## START ENTRIES

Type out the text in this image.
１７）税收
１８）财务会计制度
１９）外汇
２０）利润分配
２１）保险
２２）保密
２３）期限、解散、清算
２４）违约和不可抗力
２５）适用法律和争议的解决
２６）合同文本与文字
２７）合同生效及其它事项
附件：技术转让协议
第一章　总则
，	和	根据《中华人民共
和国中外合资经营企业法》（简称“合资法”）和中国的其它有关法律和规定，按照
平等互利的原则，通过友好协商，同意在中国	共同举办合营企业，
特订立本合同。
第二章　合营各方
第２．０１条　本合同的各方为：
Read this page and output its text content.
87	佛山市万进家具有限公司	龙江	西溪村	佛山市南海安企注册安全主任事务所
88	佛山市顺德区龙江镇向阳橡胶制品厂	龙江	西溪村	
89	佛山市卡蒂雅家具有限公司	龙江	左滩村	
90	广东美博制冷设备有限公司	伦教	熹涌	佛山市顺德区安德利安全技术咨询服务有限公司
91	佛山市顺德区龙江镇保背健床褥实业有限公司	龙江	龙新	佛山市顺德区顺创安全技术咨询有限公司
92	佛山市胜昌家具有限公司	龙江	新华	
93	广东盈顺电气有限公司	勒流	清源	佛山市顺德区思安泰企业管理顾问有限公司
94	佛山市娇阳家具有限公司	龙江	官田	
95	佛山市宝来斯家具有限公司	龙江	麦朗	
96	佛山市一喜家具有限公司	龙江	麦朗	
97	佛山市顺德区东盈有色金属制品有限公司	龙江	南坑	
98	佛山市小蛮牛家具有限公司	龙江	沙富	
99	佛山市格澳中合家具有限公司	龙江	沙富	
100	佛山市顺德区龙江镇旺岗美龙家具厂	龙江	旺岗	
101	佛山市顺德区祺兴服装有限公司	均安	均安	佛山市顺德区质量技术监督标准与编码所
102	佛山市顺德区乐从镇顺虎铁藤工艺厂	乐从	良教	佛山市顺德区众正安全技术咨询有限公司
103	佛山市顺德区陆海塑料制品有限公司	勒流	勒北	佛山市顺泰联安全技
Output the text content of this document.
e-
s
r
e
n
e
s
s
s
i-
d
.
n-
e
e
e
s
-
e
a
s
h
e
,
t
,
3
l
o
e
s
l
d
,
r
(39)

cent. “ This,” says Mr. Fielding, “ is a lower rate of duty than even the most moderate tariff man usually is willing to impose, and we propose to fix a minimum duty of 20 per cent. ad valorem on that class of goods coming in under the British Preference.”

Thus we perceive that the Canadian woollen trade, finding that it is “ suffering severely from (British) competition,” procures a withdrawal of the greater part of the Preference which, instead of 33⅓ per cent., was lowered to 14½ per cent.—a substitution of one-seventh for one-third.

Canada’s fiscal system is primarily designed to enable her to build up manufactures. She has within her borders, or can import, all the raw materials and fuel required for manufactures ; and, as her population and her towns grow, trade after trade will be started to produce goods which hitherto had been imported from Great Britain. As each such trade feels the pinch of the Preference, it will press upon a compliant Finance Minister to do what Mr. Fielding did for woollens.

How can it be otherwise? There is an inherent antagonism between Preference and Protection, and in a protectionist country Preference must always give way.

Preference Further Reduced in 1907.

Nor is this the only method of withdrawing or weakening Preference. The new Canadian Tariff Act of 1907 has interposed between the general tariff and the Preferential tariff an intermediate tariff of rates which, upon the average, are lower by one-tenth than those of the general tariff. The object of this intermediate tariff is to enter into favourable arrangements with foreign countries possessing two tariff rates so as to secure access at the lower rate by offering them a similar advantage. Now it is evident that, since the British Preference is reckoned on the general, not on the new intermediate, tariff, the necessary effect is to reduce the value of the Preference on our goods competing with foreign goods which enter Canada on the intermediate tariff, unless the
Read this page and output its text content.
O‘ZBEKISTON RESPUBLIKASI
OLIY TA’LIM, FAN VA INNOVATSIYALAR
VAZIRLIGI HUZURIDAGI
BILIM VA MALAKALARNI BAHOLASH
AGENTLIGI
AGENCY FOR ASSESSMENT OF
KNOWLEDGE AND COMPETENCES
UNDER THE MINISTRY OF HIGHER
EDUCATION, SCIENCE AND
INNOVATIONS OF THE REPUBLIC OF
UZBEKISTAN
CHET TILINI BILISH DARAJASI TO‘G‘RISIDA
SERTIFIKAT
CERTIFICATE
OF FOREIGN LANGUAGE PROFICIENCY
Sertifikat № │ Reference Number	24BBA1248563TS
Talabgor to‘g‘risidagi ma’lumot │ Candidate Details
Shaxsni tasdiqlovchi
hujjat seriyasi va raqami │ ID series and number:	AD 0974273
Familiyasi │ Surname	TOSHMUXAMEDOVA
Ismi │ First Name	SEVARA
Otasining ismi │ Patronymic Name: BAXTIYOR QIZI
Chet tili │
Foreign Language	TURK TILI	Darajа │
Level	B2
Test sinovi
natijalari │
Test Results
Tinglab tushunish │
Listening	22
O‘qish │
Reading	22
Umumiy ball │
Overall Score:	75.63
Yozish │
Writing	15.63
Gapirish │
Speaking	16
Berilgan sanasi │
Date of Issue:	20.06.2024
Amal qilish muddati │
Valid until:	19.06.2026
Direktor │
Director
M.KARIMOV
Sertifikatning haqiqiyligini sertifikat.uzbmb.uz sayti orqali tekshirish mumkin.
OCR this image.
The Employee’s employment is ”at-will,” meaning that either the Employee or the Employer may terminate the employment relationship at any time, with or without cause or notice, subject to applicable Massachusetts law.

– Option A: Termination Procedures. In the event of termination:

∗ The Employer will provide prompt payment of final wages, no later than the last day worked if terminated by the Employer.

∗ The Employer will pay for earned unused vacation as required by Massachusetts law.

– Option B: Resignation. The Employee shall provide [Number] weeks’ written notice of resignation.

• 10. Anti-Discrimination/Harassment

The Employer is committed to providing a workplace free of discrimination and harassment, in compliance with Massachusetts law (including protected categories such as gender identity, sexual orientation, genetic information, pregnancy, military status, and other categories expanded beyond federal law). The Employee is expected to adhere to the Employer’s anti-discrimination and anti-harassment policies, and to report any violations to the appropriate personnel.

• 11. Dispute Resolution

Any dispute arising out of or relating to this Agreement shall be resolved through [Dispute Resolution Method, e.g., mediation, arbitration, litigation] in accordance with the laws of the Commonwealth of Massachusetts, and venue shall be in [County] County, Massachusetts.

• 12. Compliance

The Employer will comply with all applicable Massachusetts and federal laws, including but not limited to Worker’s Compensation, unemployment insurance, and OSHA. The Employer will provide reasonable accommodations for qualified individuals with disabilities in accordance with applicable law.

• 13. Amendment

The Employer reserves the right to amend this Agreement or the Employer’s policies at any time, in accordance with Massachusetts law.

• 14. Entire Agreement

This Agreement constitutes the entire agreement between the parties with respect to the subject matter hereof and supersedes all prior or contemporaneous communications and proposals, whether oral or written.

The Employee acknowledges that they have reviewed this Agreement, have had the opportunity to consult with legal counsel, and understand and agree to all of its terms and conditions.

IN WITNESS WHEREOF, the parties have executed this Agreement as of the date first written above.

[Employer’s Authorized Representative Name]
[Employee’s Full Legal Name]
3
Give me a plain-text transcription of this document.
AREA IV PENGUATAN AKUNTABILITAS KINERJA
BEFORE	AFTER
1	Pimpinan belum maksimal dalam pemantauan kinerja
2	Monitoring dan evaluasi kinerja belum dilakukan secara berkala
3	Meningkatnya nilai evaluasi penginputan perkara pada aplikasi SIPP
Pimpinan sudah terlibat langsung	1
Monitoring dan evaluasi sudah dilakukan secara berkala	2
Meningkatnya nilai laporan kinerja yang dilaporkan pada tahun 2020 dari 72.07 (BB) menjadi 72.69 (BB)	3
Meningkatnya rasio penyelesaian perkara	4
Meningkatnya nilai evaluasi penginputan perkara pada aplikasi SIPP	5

## END ENTRIES

• **REQUIREMENTS**: Print out every record again, exactly and in full.

• **SOLUTION TO THE EXERCISE**:
Type out the text in this image.
１７）税收
１８）财务会计制度
１９）外汇
２０）利润分配
２１）保险
２２）保密
２３）期限、解散、清算
２４）违约和不可抗力
２５）适用法律和争议的解决
２６）合同文本与文字
２７）合同生效及其它事项
附件：技术转让协议
第一章　总则
，	和	根据《中华人民共
和国中外合资经营企业法》（简称“合资法”）和中国的其它有关法律和规定，按照
平等互利的原则，通过友好协商，同意在中国	共同举办合营企业，
特订立本合同。
第二章　合营各方
第２．０１条　本合同的各方为：
Read this page and output its text content.
87	佛山市万进家具有限公司	龙江	西溪村	佛山市南海安企注册安全主任事务所
88	佛山市顺德区龙江镇向阳橡胶制品厂	龙江	西溪村	
89	佛山市卡蒂雅家具有限公司	龙江	左滩村	
90	广东美博制冷设备有限公司	伦教	熹涌	佛山市顺德区安德利安全技术咨询服务有限公司
91	佛山市顺德区龙江镇保背健床褥实业有限公司	龙江	龙新	佛山市顺德区顺创安全技术咨询有限公司
92	佛山市胜昌家具有限公司	龙江	新华	
93	广东盈顺电气有限公司	勒流	清源	佛山市顺德区思安泰企业管理顾问有限公司
94	佛山市娇阳家具有限公司	龙江	官田	
95	佛山市宝来斯家具有限公司	龙江	麦朗	
96	佛山市一喜家具有限公司	龙江	麦朗	
97	佛山市顺德区东盈有色金属制品有限公司	龙江	南坑	
98	佛山市小蛮牛家具有限公司	龙江	沙富	
99	佛山市格澳中合家具有限公司	龙江	沙富	
100	佛山市顺德区龙江镇旺岗美龙家具厂	龙江	旺岗	
101	佛山市顺德区祺兴服装有限公司	均安	均安	佛山市顺德区质量技术监督标准与编码所
102	佛山市顺德区乐从镇顺虎铁藤工艺厂	乐从	良教	佛山市顺德区众正安全技术咨询有限公司
103	佛山市顺德区陆海塑料制品有限公司	勒流	勒北	佛山市顺泰联安全技
Output the text content of this document.
e-
s
r
e
n
e
s
s
s
i-
d
.
n-
e
e
e
s
-
e
a
s
h
e
,
t
,
3
l
o
e
s
l
d
,
r
(39)

cent. “ This,” says Mr. Fielding, “ is a lower rate of duty than even the most moderate tariff man usually is willing to impose, and we propose to fix a minimum duty of 20 per cent. ad valorem on that class of goods coming in under the British Preference.”

Thus we perceive that the Canadian woollen trade, finding that it is “ suffering severely from (British) competition,” procures a withdrawal of the greater part of the Preference which, instead of 33⅓ per cent., was lowered to 14½ per cent.—a substitution of one-seventh for one-third.

Canada’s fiscal system is primarily designed to enable her to build up manufactures. She has within her borders, or can import, all the raw materials and fuel required for manufactures ; and, as her population and her towns grow, trade after trade will be started to produce goods which hitherto had been imported from Great Britain. As each such trade feels the pinch of the Preference, it will press upon a compliant Finance Minister to do what Mr. Fielding did for woollens.

How can it be otherwise? There is an inherent antagonism between Preference and Protection, and in a protectionist country Preference must always give way.

Preference Further Reduced in 1907.

Nor is this the only method of withdrawing or weakening Preference. The new Canadian Tariff Act of 1907 has interposed between the general tariff and the Preferential tariff an intermediate tariff of rates which, upon the average, are lower by one-tenth than those of the general tariff. The object of this intermediate tariff is to enter into favourable arrangements with foreign countries possessing two tariff rates so as to secure access at the lower rate by offering them a similar advantage. Now it is evident that, since the British Preference is reckoned on the general, not on the new intermediate, tariff, the necessary effect is to reduce the value of the Preference on our goods competing with foreign goods which enter Canada on the intermediate tariff, unless the
Read this page and output its text content.
O‘ZBEKISTON RESPUBLIKASI
OLIY TA’LIM, FAN VA INNOVATSIYALAR
VAZIRLIGI HUZURIDAGI
BILIM VA MALAKALARNI BAHOLASH
AGENTLIGI
AGENCY FOR ASSESSMENT OF
KNOWLEDGE AND COMPETENCES
UNDER THE MINISTRY OF HIGHER
EDUCATION, SCIENCE AND
INNOVATIONS OF THE REPUBLIC OF
UZBEKISTAN
CHET TILINI BILISH DARAJASI TO‘G‘RISIDA
SERTIFIKAT
CERTIFICATE
OF FOREIGN LANGUAGE PROFICIENCY
Sertifikat № │ Reference Number	24BBA1248563TS
Talabgor to‘g‘risidagi ma’lumot │ Candidate Details
Shaxsni tasdiqlovchi
hujjat seriyasi va raqami │ ID series and number:	AD 0974273
Familiyasi │ Surname	TOSHMUXAMEDOVA
Ismi │ First Name	SEVARA
Otasining ismi │ Patronymic Name: BAXTIYOR QIZI
Chet tili │
Foreign Language	TURK TILI	Darajа │
Level	B2
Test sinovi
natijalari │
Test Results
Tinglab tushunish │
Listening	22
O‘qish │
Reading	22
Umumiy ball │
Overall Score:	75.63
Yozish │
Writing	15.63
Gapirish │
Speaking	16
Berilgan sanasi │
Date of Issue:	20.06.2024
Amal qilish muddati │
Valid until:	19.06.2026
Direktor │
Director
M.KARIMOV
Sertifikatning haqiqiyligini sertifikat.uzbmb.uz sayti orqali tekshirish mumkin.
OCR this image.
The Employee’s employment is ”at-will,” meaning that either the Employee or the Employer may terminate the employment relationship at any time, with or without cause or notice, subject to applicable Massachusetts law.

– Option A: Termination Procedures. In the event of termination:

∗ The Employer will provide prompt payment of final wages, no later than the last day worked if terminated by the Employer.

∗ The Employer will pay for earned unused vacation as required by Massachusetts law.

– Option B: Resignation. The Employee shall provide [Number] weeks’ written notice of resignation.

• 10. Anti-Discrimination/Harassment

The Employer is committed to providing a workplace free of discrimination and harassment, in compliance with Massachusetts law (including protected categories such as gender identity, sexual orientation, genetic information, pregnancy, military status, and other categories expanded beyond federal law). The Employee is expected to adhere to the Employer’s anti-discrimination and anti-harassment policies, and to report any violations to the appropriate personnel.

• 11. Dispute Resolution

Any dispute arising out of or relating to this Agreement shall be resolved through [Dispute Resolution Method, e.g., mediation, arbitration, litigation] in accordance with the laws of the Commonwealth of Massachusetts, and venue shall be in [County] County, Massachusetts.

• 12. Compliance

The Employer will comply with all applicable Massachusetts and federal laws, including but not limited to Worker’s Compensation, unemployment insurance, and OSHA. The Employer will provide reasonable accommodations for qualified individuals with disabilities in accordance with applicable law.

• 13. Amendment

The Employer reserves the right to amend this Agreement or the Employer’s policies at any time, in accordance with Massachusetts law.

• 14. Entire Agreement

This Agreement constitutes the entire agreement between the parties with respect to the subject matter hereof and supersedes all prior or contemporaneous communications and proposals, whether oral or written.

The Employee acknowledges that they have reviewed this Agreement, have had the opportunity to consult with legal counsel, and understand and agree to all of its terms and conditions.

IN WITNESS WHEREOF, the parties have executed this Agreement as of the date first written above.

[Employer’s Authorized Representative Name]
[Employee’s Full Legal Name]
3
Give me a plain-text transcription of this document.
AREA IV PENGUATAN AKUNTABILITAS KINERJA
BEFORE	AFTER
1	Pimpinan belum maksimal dalam pemantauan kinerja
2	Monitoring dan evaluasi kinerja belum dilakukan secara berkala
3	Meningkatnya nilai evaluasi penginputan perkara pada aplikasi SIPP
Pimpinan sudah terlibat langsung	1
Monitoring dan evaluasi sudah dilakukan secara berkala	2
Meningkatnya nilai laporan kinerja yang dilaporkan pada tahun 2020 dari 72.07 (BB) menjadi 72.69 (BB)	3
Meningkatnya rasio penyelesaian perkara	4
Meningkatnya nilai evaluasi penginputan perkara pada aplikasi SIPP	5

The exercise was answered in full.